• _Text segment_
# # # # # # #
That makes sense. I'm still a bit puzzled about why new clients can't
connect when the problem happens, though. Does the parent postmaster
need some resource from one of the backends in order to establish a new
connection? Perhaps this will allow us to understand which one is
producing these dumps.

> I can't really think what would blow out CacheMemoryContext like that.

I have some new information here. In at least one case it turns out the
statements that provoke the out of memory error are these:

TRUNCATE TABLE events.current_hostpair1
Query failed with message ERROR: out of memory
DETAIL: Failed on request of size 268.

One of the things we did around the time we introduced the wrapper
around pg_autovacuum was to change the way we process certain tables so
that instead of dropping a table and re-creating it we would use
TRUNCATE statements. This is more efficient in our testing.

Could this practice be running one of the backends out of memory
somehow? Is there a less cache hungry alternative we could try?

> This is quite uninformative. Are you suggesting that there are many
> many lines about indexes? Many many lines about DynaHashTable? Both?

I presented the start and the end of what seemed to my uninformed eye to
be the relevant error messages, since posting all 46.7 megabytes seemed
impolite. :-) According to grep there are 122034 lines that include
the word "index" in any combination of case. "DynaHashTable" appears a
mere eleven times, all at the bottom. There are 640582 lines in total.

In other words, I'm not sure which of these messages is important or
what I should be looking for. Any suggestions?

> How many tables/indexes do you have in your database, anyway?

According to a quick-and-dirty script I hacked together we have 484
tables and 141 indexes outside of the system resources created by
PostgreSQL itself. Here's the script:

tables=0
indexes=0
for schema in $(echo '\dn' | psql mazu postgres | grep '|' | \
grep -v Name | sed 's/|.*//' | grep -v pg_ | \
grep -v information_schema); do
tables=$(($tables + $(echo '\dt' $schema.\* | \
psql mazu postgres | grep rows | \
sed 's/.*(//;s/ rows).*//') ))
indexes=$(($indexes + $(echo '\di' $schema.\* | \
psql mazu postgres | grep rows | \
sed 's/.*(//;s/ rows).*//') ))
done
echo tables = $tables
echo indexes = $indexes

> Could this process be running pg_dump, or something else that would try to
> touch them all?

We only use pg_dump for manual backup procedures. There is no evidence
in our logs that anyone attempted that during the time that the problem
occured. The process that issues the TRUNCATE command works with only
one of our schemas as far as I can tell.

Thanks for taking the time to respond.
# # # # # # #
• _Extracted entries_

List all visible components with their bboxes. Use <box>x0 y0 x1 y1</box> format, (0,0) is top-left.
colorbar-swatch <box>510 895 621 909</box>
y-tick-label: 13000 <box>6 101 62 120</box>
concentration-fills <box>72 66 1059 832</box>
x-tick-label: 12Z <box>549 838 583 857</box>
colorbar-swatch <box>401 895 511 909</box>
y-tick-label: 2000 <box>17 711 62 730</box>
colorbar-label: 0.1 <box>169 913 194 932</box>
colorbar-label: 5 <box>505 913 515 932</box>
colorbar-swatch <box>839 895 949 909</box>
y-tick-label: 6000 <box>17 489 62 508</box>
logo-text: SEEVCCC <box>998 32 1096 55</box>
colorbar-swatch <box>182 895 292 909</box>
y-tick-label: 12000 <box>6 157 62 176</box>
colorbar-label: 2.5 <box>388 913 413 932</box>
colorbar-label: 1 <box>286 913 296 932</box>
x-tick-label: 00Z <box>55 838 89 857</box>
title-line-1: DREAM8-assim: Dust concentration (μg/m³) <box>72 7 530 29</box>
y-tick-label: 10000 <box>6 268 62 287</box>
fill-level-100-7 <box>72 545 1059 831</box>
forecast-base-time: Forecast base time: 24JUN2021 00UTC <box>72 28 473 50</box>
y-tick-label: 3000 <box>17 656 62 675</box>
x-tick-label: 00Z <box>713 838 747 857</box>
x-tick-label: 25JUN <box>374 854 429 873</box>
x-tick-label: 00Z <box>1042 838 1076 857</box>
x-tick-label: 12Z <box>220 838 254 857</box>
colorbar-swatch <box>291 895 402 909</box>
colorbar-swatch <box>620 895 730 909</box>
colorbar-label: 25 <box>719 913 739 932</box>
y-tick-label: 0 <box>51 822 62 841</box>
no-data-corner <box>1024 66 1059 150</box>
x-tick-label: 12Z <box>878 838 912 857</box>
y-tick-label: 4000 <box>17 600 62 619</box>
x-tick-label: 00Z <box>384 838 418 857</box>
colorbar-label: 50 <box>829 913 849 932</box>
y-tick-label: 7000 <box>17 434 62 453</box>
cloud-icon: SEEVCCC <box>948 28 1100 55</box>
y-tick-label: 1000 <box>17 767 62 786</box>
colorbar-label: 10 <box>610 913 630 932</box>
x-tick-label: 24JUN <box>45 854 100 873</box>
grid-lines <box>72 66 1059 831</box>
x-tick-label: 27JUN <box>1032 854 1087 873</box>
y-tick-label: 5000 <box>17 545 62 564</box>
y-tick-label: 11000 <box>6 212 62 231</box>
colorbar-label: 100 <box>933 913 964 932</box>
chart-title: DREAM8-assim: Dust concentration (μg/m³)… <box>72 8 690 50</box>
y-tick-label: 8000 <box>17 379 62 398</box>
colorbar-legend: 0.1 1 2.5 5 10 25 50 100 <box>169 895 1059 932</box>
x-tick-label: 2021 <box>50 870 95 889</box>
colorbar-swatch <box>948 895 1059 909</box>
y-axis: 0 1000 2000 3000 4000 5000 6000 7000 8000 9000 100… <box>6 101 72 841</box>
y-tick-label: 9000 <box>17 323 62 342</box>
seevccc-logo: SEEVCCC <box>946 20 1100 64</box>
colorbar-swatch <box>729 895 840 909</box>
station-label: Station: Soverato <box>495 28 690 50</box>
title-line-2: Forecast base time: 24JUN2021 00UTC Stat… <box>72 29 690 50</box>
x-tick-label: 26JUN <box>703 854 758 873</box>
# # # # # # #
• _Try it_
Retype the text segment on the PostgreSQL out-of-memory error between "indexes=$(($indexes + $(echo" and "I can tell.", inclusive. The entries can be set aside, since nothing here depends on them.

• _Result of the task_
indexes=$(($indexes + $(echo '\di' $schema.\* | \
psql mazu postgres | grep rows | \
sed 's/.*(//;s/ rows).*//') ))
done
echo tables = $tables
echo indexes = $indexes

> Could this process be running pg_dump, or something else that would try to
> touch them all?

We only use pg_dump for manual backup procedures. There is no evidence
in our logs that anyone attempted that during the time that the problem
occured. The process that issues the TRUNCATE command works with only
one of our schemas as far as I can tell.